[Records from a collection of figures]
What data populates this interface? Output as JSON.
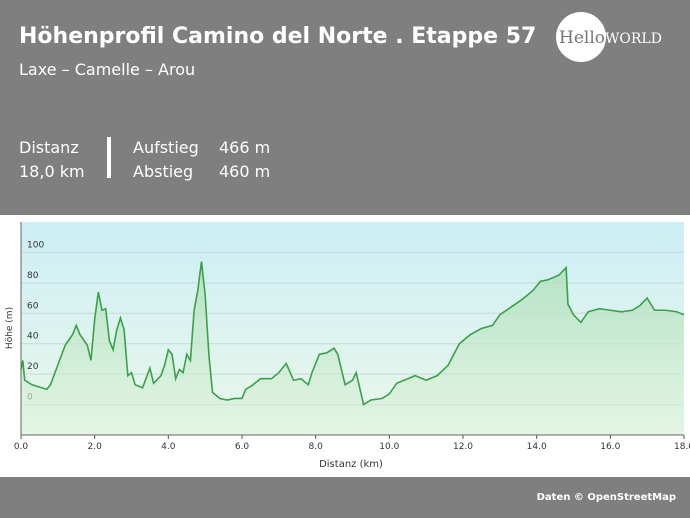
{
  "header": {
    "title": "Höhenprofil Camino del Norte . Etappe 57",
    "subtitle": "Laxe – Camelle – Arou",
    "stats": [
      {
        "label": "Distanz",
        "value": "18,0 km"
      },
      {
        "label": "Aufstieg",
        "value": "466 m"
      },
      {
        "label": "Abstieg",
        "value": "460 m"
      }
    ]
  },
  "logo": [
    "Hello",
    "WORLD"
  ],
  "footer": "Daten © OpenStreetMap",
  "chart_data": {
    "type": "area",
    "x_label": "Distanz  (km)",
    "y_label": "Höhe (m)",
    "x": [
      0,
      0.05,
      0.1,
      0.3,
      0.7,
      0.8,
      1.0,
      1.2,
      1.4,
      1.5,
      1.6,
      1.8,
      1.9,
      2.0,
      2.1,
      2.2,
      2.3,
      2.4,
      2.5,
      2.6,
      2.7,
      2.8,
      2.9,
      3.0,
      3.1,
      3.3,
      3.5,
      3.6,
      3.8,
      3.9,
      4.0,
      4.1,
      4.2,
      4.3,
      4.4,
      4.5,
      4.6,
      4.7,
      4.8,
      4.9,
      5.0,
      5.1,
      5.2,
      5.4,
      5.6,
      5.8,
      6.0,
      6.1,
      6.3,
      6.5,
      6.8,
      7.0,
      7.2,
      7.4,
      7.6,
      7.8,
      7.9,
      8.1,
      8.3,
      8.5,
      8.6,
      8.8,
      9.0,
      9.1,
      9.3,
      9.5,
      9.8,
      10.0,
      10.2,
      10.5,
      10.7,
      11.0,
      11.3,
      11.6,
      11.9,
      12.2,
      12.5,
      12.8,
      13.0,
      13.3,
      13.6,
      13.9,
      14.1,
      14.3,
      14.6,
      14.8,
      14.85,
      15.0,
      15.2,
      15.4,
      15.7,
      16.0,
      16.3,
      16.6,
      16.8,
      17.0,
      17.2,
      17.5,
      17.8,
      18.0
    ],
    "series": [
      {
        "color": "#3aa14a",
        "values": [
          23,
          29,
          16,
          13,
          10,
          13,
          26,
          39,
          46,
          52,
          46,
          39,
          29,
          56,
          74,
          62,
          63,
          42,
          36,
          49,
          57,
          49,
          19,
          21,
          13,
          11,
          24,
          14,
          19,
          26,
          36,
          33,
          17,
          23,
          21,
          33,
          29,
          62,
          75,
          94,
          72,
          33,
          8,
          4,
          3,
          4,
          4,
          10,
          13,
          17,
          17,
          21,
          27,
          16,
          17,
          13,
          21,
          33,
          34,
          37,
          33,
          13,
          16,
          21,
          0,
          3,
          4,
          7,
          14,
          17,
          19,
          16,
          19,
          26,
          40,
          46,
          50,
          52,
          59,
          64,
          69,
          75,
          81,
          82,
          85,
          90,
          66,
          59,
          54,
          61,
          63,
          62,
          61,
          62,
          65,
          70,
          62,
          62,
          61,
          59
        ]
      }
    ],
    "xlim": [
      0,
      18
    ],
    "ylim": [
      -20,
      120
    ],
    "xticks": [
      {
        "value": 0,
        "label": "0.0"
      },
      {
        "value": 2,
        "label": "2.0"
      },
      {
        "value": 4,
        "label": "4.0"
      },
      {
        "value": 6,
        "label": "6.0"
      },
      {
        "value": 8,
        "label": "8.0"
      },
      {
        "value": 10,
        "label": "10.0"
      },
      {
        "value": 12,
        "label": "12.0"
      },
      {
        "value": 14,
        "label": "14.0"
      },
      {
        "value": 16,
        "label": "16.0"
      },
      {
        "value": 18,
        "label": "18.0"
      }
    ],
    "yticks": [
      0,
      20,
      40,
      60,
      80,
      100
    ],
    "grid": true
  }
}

* PROBLEM DETAILS
Set every line down exactly as written, leaving each picture out.

* TASK ANSWER
What data populates this interface? Output as JSON.
{
  "header": {
    "title": "Höhenprofil Camino del Norte . Etappe 57",
    "subtitle": "Laxe – Camelle – Arou",
    "stats": [
      {
        "label": "Distanz",
        "value": "18,0 km"
      },
      {
        "label": "Aufstieg",
        "value": "466 m"
      },
      {
        "label": "Abstieg",
        "value": "460 m"
      }
    ]
  },
  "logo": [
    "Hello",
    "WORLD"
  ],
  "footer": "Daten © OpenStreetMap",
  "chart_data": {
    "type": "area",
    "x_label": "Distanz  (km)",
    "y_label": "Höhe (m)",
    "x": [
      0,
      0.05,
      0.1,
      0.3,
      0.7,
      0.8,
      1.0,
      1.2,
      1.4,
      1.5,
      1.6,
      1.8,
      1.9,
      2.0,
      2.1,
      2.2,
      2.3,
      2.4,
      2.5,
      2.6,
      2.7,
      2.8,
      2.9,
      3.0,
      3.1,
      3.3,
      3.5,
      3.6,
      3.8,
      3.9,
      4.0,
      4.1,
      4.2,
      4.3,
      4.4,
      4.5,
      4.6,
      4.7,
      4.8,
      4.9,
      5.0,
      5.1,
      5.2,
      5.4,
      5.6,
      5.8,
      6.0,
      6.1,
      6.3,
      6.5,
      6.8,
      7.0,
      7.2,
      7.4,
      7.6,
      7.8,
      7.9,
      8.1,
      8.3,
      8.5,
      8.6,
      8.8,
      9.0,
      9.1,
      9.3,
      9.5,
      9.8,
      10.0,
      10.2,
      10.5,
      10.7,
      11.0,
      11.3,
      11.6,
      11.9,
      12.2,
      12.5,
      12.8,
      13.0,
      13.3,
      13.6,
      13.9,
      14.1,
      14.3,
      14.6,
      14.8,
      14.85,
      15.0,
      15.2,
      15.4,
      15.7,
      16.0,
      16.3,
      16.6,
      16.8,
      17.0,
      17.2,
      17.5,
      17.8,
      18.0
    ],
    "series": [
      {
        "color": "#3aa14a",
        "values": [
          23,
          29,
          16,
          13,
          10,
          13,
          26,
          39,
          46,
          52,
          46,
          39,
          29,
          56,
          74,
          62,
          63,
          42,
          36,
          49,
          57,
          49,
          19,
          21,
          13,
          11,
          24,
          14,
          19,
          26,
          36,
          33,
          17,
          23,
          21,
          33,
          29,
          62,
          75,
          94,
          72,
          33,
          8,
          4,
          3,
          4,
          4,
          10,
          13,
          17,
          17,
          21,
          27,
          16,
          17,
          13,
          21,
          33,
          34,
          37,
          33,
          13,
          16,
          21,
          0,
          3,
          4,
          7,
          14,
          17,
          19,
          16,
          19,
          26,
          40,
          46,
          50,
          52,
          59,
          64,
          69,
          75,
          81,
          82,
          85,
          90,
          66,
          59,
          54,
          61,
          63,
          62,
          61,
          62,
          65,
          70,
          62,
          62,
          61,
          59
        ]
      }
    ],
    "xlim": [
      0,
      18
    ],
    "ylim": [
      -20,
      120
    ],
    "xticks": [
      {
        "value": 0,
        "label": "0.0"
      },
      {
        "value": 2,
        "label": "2.0"
      },
      {
        "value": 4,
        "label": "4.0"
      },
      {
        "value": 6,
        "label": "6.0"
      },
      {
        "value": 8,
        "label": "8.0"
      },
      {
        "value": 10,
        "label": "10.0"
      },
      {
        "value": 12,
        "label": "12.0"
      },
      {
        "value": 14,
        "label": "14.0"
      },
      {
        "value": 16,
        "label": "16.0"
      },
      {
        "value": 18,
        "label": "18.0"
      }
    ],
    "yticks": [
      0,
      20,
      40,
      60,
      80,
      100
    ],
    "grid": true
  }
}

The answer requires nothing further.